◆ **WORK ORDER 1**:
Copy the comment on new urbanism word for word, from "I would not" up to and including "experience massive crime.".
◆ **WORK ORDER 2**:
According to the comment on new urbanism, what is the best part of the Zion plan?

◆ **EXCERPTED TEXT**:
:::
I would not blame the modern idea of high density housing in multiple use
complexes on prophets of God. God never intended people to live in rabbit
hutches. There is a reason that highly populated areas experience massive crime.
I agree that Joseph Smith Jr. and Brigham Young were visionary in their concepts
of city planning and they intended for people to be independent and self
sustaining all the time owning land of their own for that very purpose.I have a very hard time buying into the idea that Smart growth or new urbanism
as taught in the universities today is what Joseph Smith saw in vision, in fact
it's a blatant misrepresentation. New urbanism is an urban
planning and transportation theory strait out of the UN ajenda-21 and it's
local partner, Envision Utah that concentrates growth in compact
pedestrian-friendly, urban centers to avoid sprawl. It also advocates compact,
transit-oriented, walkable, bicycle-friendly land use, including neighborhood
schools and mixed-use development with a range of housing choices.Daybreak is NOT what Joseph Smith or Brigham Young had in mind. Try planting a
garden or a fruit tree without HOA's approval let alone in a 500 sf back
yard. Try getting anything past the HOA that would provide for your self
The wide streets are the best part of the Zion plan.Once these planners
step outside of these conferences into reality......people aren't
farmers any longer....their jobs are spread out over a wide area....spouses go in different directions to work....transit lines cannot
follow people around to these scattered workplaces....biking is not an
option for most due to distance and weather.These conferences ignore the
reality and point to City Center as though it were a panacea. A plan like that
can never accommodate large numbers of moderate-income people.The ship
they talk of has sailed.
:::
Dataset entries

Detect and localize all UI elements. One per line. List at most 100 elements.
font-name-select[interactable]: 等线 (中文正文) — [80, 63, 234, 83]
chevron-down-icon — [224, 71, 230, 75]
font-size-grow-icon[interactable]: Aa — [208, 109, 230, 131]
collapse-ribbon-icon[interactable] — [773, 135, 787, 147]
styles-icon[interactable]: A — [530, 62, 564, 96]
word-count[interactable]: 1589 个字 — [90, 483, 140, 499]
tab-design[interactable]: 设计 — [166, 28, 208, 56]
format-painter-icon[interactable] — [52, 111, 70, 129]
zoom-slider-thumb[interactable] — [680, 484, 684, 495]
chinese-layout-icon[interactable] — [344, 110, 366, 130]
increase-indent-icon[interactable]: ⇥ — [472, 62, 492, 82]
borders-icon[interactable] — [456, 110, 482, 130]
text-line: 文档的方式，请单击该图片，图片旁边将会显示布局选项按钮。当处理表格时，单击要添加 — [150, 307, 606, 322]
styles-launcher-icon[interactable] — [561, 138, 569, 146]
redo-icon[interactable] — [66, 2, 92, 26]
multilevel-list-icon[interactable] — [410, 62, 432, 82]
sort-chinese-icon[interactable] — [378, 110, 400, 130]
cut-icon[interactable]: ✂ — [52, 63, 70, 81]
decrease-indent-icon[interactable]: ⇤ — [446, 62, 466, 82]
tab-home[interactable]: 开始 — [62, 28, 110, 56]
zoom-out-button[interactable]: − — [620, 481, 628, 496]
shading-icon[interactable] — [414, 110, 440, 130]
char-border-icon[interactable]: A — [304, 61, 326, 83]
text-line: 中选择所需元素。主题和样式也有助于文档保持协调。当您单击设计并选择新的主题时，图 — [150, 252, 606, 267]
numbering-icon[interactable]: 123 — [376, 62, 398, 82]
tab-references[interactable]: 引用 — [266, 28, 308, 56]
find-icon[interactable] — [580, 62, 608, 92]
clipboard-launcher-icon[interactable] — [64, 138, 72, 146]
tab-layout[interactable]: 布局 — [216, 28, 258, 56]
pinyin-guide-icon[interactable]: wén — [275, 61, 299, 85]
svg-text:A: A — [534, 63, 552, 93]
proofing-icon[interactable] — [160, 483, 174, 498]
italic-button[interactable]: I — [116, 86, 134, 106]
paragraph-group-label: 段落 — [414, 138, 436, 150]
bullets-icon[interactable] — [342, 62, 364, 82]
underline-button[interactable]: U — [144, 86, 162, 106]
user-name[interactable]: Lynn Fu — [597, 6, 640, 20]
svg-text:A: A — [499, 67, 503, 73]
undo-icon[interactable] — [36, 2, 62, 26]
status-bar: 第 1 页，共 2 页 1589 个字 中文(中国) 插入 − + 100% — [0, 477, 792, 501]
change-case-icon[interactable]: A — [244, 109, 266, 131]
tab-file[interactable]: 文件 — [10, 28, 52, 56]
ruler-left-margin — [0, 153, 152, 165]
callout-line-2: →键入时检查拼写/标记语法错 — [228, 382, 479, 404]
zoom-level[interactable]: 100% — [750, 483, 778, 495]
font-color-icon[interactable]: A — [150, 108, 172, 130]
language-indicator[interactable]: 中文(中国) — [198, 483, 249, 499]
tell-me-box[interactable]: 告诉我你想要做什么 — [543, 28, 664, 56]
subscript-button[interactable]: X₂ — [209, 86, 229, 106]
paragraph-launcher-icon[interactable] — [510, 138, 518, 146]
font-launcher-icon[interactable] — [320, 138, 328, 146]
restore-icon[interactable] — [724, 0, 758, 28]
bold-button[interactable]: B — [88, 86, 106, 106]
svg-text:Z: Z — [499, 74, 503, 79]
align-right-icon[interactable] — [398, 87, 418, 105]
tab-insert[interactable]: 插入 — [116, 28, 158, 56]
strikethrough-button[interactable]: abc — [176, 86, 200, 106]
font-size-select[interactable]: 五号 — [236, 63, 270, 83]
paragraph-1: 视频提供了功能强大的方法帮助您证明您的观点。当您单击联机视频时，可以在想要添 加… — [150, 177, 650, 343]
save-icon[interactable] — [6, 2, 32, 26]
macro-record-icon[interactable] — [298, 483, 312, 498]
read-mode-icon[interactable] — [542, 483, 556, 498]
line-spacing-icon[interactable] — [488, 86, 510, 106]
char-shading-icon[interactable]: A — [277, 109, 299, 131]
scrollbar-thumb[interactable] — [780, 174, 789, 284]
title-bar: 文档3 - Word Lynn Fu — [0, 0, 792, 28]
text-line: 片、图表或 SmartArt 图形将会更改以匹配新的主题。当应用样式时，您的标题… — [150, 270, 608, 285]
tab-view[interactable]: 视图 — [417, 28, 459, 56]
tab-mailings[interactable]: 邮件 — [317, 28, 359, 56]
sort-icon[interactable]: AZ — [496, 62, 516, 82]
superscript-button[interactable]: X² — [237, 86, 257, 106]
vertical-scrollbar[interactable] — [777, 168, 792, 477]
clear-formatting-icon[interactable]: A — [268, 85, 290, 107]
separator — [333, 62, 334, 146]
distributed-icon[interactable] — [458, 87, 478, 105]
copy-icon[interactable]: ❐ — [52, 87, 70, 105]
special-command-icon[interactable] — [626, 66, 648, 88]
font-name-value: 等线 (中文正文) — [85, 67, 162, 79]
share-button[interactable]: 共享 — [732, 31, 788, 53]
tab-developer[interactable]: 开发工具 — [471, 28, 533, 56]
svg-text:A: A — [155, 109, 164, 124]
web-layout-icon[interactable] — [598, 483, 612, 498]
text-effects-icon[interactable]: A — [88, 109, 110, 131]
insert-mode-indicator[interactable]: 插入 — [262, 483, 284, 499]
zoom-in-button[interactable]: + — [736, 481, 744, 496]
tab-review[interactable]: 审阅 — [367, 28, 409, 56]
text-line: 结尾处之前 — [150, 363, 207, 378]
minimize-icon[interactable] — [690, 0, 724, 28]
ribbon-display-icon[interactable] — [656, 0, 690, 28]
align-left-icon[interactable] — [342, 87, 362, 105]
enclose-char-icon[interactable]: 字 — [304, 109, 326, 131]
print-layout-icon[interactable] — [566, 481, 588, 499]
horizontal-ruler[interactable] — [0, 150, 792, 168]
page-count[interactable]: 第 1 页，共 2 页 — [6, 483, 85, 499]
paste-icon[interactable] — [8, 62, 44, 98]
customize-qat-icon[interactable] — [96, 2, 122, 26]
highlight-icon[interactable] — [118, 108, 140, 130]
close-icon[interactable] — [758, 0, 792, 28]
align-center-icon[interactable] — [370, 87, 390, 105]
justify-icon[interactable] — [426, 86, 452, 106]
:::
◆ **TASK RESULT 1**:
I would not blame the modern idea of high density housing in multiple use
complexes on prophets of God. God never intended people to live in rabbit
hutches. There is a reason that highly populated areas experience massive crime.

◆ **TASK RESULT 2**:
The wide streets.